◆ **What to do**:
All the data should be repeated exactly. Any image in it is left out.

◆ **Supplied records**:
※

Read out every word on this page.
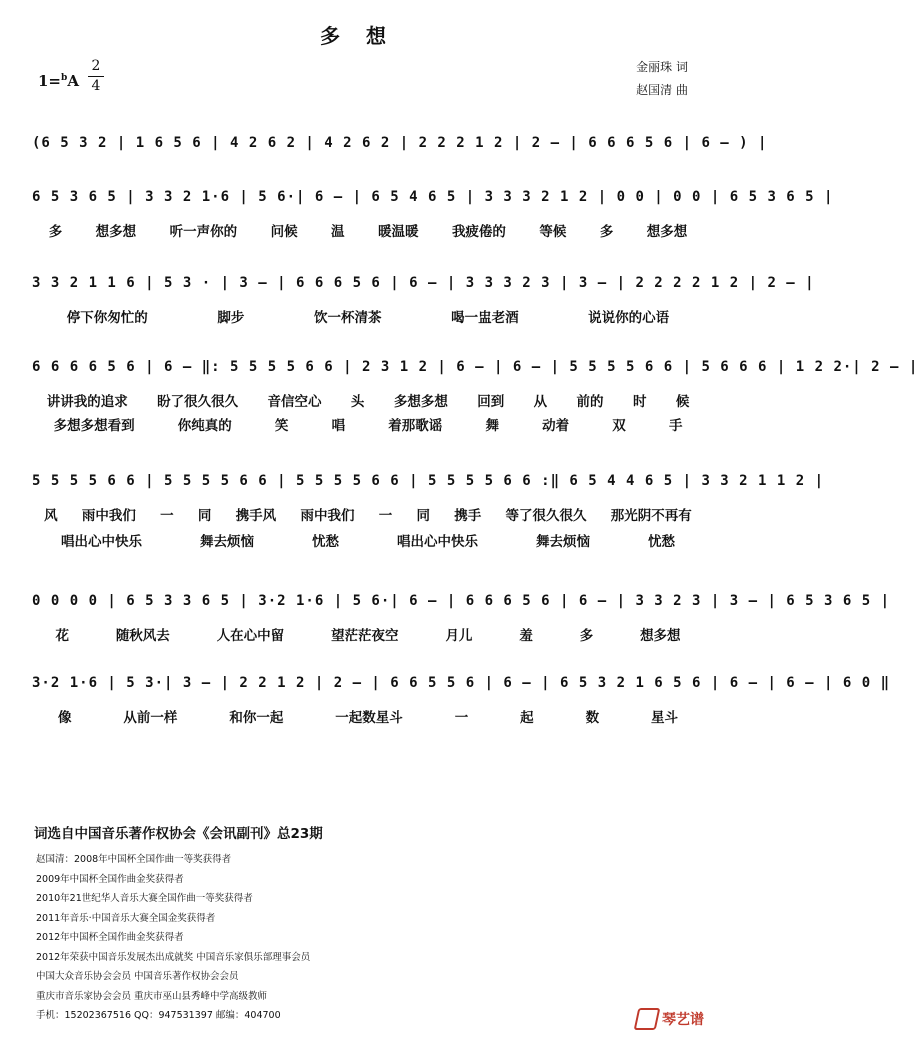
多想
1=$^b$A
2
4
金丽珠 词
赵国清 曲
(6 5 3 2 | 1 6 5 6 | 4 2 6 2 | 4 2 6 2 | 2 2 2 1 2 | 2 — | 6 6 6 5 6 | 6 — ) |
6 5 3 6 5 | 3 3 2 1·6 | 5 6·| 6 — | 6 5 4 6 5 | 3 3 3 2 1 2 | 0 0 | 0 0 | 6 5 3 6 5 |
多	想多想	听一声你的	问候	温	暖温暖	我疲倦的	等候	多	想多想
3 3 2 1 1 6 | 5 3 · | 3 — | 6 6 6 5 6 | 6 — | 3 3 3 2 3 | 3 — | 2 2 2 2 1 2 | 2 — |
停下你匆忙的	脚步	饮一杯清茶	喝一盅老酒	说说你的心语
6 6 6 6 5 6 | 6 — ‖: 5 5 5 5 6 6 | 2 3 1 2 | 6 — | 6 — | 5 5 5 5 6 6 | 5 6 6 6 | 1 2 2·| 2 — |
讲讲我的追求	盼了很久很久	音信空心	头	多想多想	回到	从	前的	时	候
多想多想看到	你纯真的	笑	唱	着那歌谣	舞	动着	双	手
5 5 5 5 6 6 | 5 5 5 5 6 6 | 5 5 5 5 6 6 | 5 5 5 5 6 6 :‖ 6 5 4 4 6 5 | 3 3 2 1 1 2 |
风	雨中我们	一	同	携手风	雨中我们	一	同	携手	等了很久很久	那光阴不再有
唱出心中快乐	舞去烦恼	忧愁	唱出心中快乐	舞去烦恼	忧愁
0 0 0 0 | 6 5 3 3 6 5 | 3·2 1·6 | 5 6·| 6 — | 6 6 6 5 6 | 6 — | 3 3 2 3 | 3 — | 6 5 3 6 5 |
花	随秋风去	人在心中留	望茫茫夜空	月儿	羞	多	想多想
3·2 1·6 | 5 3·| 3 — | 2 2 1 2 | 2 — | 6 6 5 5 6 | 6 — | 6 5 3 2 1 6 5 6 | 6 — | 6 — | 6 0 ‖
像	从前一样	和你一起	一起数星斗	一	起	数	星斗
词选自中国音乐著作权协会《会讯副刊》总23期
赵国清：2008年中国杯全国作曲一等奖获得者
2009年中国杯全国作曲金奖获得者
2010年21世纪华人音乐大赛全国作曲一等奖获得者
2011年音乐·中国音乐大赛全国金奖获得者
2012年中国杯全国作曲金奖获得者
2012年荣获中国音乐发展杰出成就奖 中国音乐家俱乐部理事会员
中国大众音乐协会会员 中国音乐著作权协会会员
重庆市音乐家协会会员 重庆市巫山县秀峰中学高级教师
手机：15202367516 QQ：947531397 邮编：404700	琴艺谱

※

◆ **Response to the task**:
Read out every word on this page.
多想
1=$^b$A
2
4
金丽珠 词
赵国清 曲
(6 5 3 2 | 1 6 5 6 | 4 2 6 2 | 4 2 6 2 | 2 2 2 1 2 | 2 — | 6 6 6 5 6 | 6 — ) |
6 5 3 6 5 | 3 3 2 1·6 | 5 6·| 6 — | 6 5 4 6 5 | 3 3 3 2 1 2 | 0 0 | 0 0 | 6 5 3 6 5 |
多	想多想	听一声你的	问候	温	暖温暖	我疲倦的	等候	多	想多想
3 3 2 1 1 6 | 5 3 · | 3 — | 6 6 6 5 6 | 6 — | 3 3 3 2 3 | 3 — | 2 2 2 2 1 2 | 2 — |
停下你匆忙的	脚步	饮一杯清茶	喝一盅老酒	说说你的心语
6 6 6 6 5 6 | 6 — ‖: 5 5 5 5 6 6 | 2 3 1 2 | 6 — | 6 — | 5 5 5 5 6 6 | 5 6 6 6 | 1 2 2·| 2 — |
讲讲我的追求	盼了很久很久	音信空心	头	多想多想	回到	从	前的	时	候
多想多想看到	你纯真的	笑	唱	着那歌谣	舞	动着	双	手
5 5 5 5 6 6 | 5 5 5 5 6 6 | 5 5 5 5 6 6 | 5 5 5 5 6 6 :‖ 6 5 4 4 6 5 | 3 3 2 1 1 2 |
风	雨中我们	一	同	携手风	雨中我们	一	同	携手	等了很久很久	那光阴不再有
唱出心中快乐	舞去烦恼	忧愁	唱出心中快乐	舞去烦恼	忧愁
0 0 0 0 | 6 5 3 3 6 5 | 3·2 1·6 | 5 6·| 6 — | 6 6 6 5 6 | 6 — | 3 3 2 3 | 3 — | 6 5 3 6 5 |
花	随秋风去	人在心中留	望茫茫夜空	月儿	羞	多	想多想
3·2 1·6 | 5 3·| 3 — | 2 2 1 2 | 2 — | 6 6 5 5 6 | 6 — | 6 5 3 2 1 6 5 6 | 6 — | 6 — | 6 0 ‖
像	从前一样	和你一起	一起数星斗	一	起	数	星斗
词选自中国音乐著作权协会《会讯副刊》总23期
赵国清：2008年中国杯全国作曲一等奖获得者
2009年中国杯全国作曲金奖获得者
2010年21世纪华人音乐大赛全国作曲一等奖获得者
2011年音乐·中国音乐大赛全国金奖获得者
2012年中国杯全国作曲金奖获得者
2012年荣获中国音乐发展杰出成就奖 中国音乐家俱乐部理事会员
中国大众音乐协会会员 中国音乐著作权协会会员
重庆市音乐家协会会员 重庆市巫山县秀峰中学高级教师
手机：15202367516 QQ：947531397 邮编：404700	琴艺谱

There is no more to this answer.